*What this task involves:*
Exclude the pictures and reproduce the remaining data exactly as written.

*Excerpted records:*
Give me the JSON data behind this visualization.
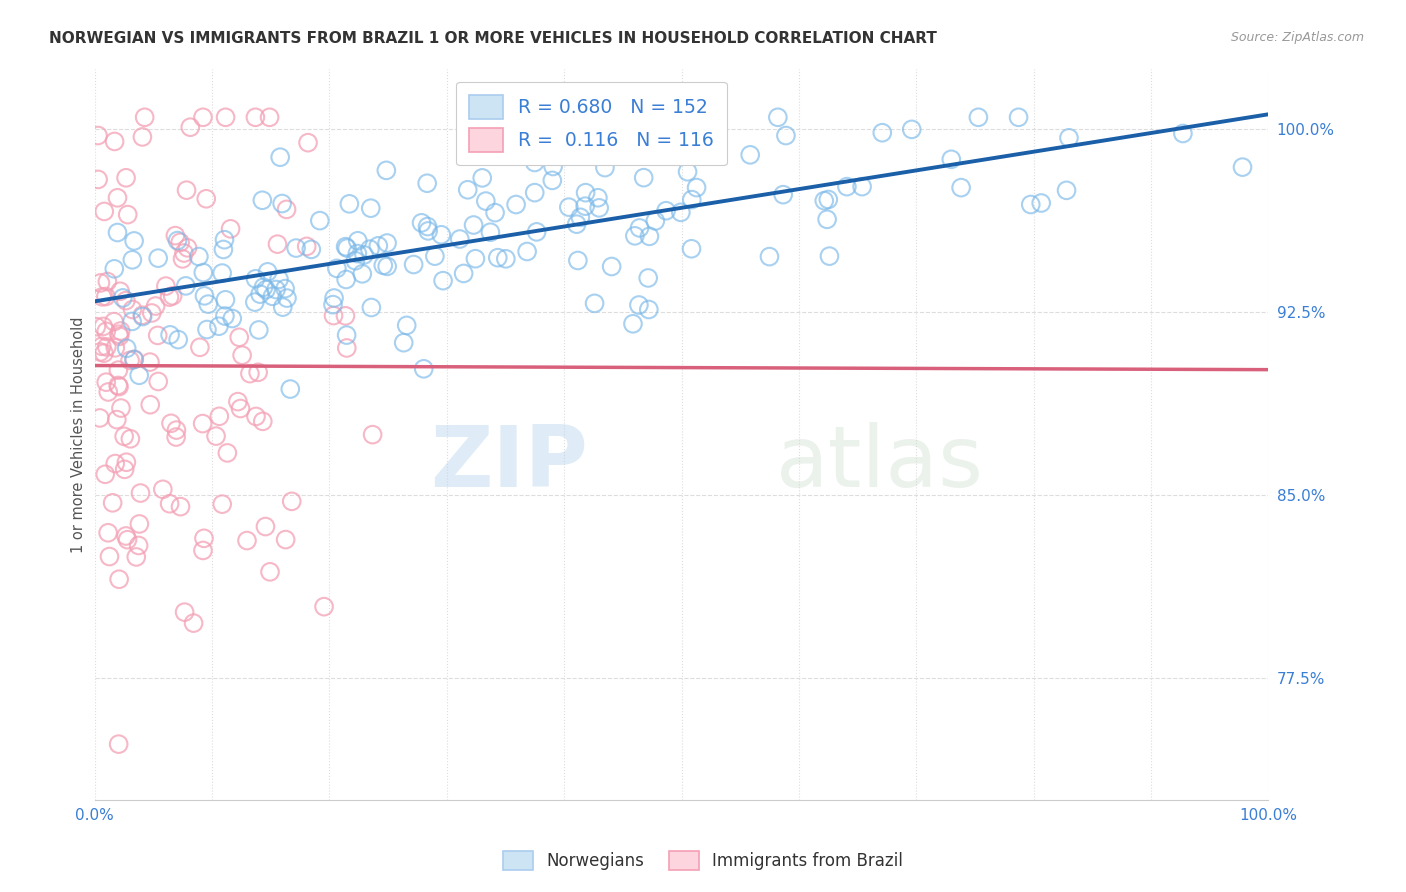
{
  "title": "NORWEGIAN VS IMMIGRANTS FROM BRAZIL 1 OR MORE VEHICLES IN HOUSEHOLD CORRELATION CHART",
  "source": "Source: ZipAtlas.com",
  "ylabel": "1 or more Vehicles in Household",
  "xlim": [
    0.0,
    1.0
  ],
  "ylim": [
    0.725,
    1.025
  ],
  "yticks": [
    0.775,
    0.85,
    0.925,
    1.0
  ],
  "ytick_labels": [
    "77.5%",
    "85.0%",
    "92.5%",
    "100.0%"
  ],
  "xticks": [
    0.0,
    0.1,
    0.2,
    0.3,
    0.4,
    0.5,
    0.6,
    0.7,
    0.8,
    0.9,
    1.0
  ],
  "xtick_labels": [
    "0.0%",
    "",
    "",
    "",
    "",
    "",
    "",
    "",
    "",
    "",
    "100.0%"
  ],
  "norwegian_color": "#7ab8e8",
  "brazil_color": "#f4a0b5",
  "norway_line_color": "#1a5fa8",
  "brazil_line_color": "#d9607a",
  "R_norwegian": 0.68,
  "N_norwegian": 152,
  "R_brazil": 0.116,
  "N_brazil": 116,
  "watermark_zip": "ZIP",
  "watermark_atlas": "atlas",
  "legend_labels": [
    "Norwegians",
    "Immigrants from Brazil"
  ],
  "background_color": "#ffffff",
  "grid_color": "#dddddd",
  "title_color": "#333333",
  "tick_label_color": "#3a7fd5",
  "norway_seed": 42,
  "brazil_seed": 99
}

*Answer:*
Give me the JSON data behind this visualization.
{
  "title": "NORWEGIAN VS IMMIGRANTS FROM BRAZIL 1 OR MORE VEHICLES IN HOUSEHOLD CORRELATION CHART",
  "source": "Source: ZipAtlas.com",
  "ylabel": "1 or more Vehicles in Household",
  "xlim": [
    0.0,
    1.0
  ],
  "ylim": [
    0.725,
    1.025
  ],
  "yticks": [
    0.775,
    0.85,
    0.925,
    1.0
  ],
  "ytick_labels": [
    "77.5%",
    "85.0%",
    "92.5%",
    "100.0%"
  ],
  "xticks": [
    0.0,
    0.1,
    0.2,
    0.3,
    0.4,
    0.5,
    0.6,
    0.7,
    0.8,
    0.9,
    1.0
  ],
  "xtick_labels": [
    "0.0%",
    "",
    "",
    "",
    "",
    "",
    "",
    "",
    "",
    "",
    "100.0%"
  ],
  "norwegian_color": "#7ab8e8",
  "brazil_color": "#f4a0b5",
  "norway_line_color": "#1a5fa8",
  "brazil_line_color": "#d9607a",
  "R_norwegian": 0.68,
  "N_norwegian": 152,
  "R_brazil": 0.116,
  "N_brazil": 116,
  "watermark_zip": "ZIP",
  "watermark_atlas": "atlas",
  "legend_labels": [
    "Norwegians",
    "Immigrants from Brazil"
  ],
  "background_color": "#ffffff",
  "grid_color": "#dddddd",
  "title_color": "#333333",
  "tick_label_color": "#3a7fd5",
  "norway_seed": 42,
  "brazil_seed": 99
}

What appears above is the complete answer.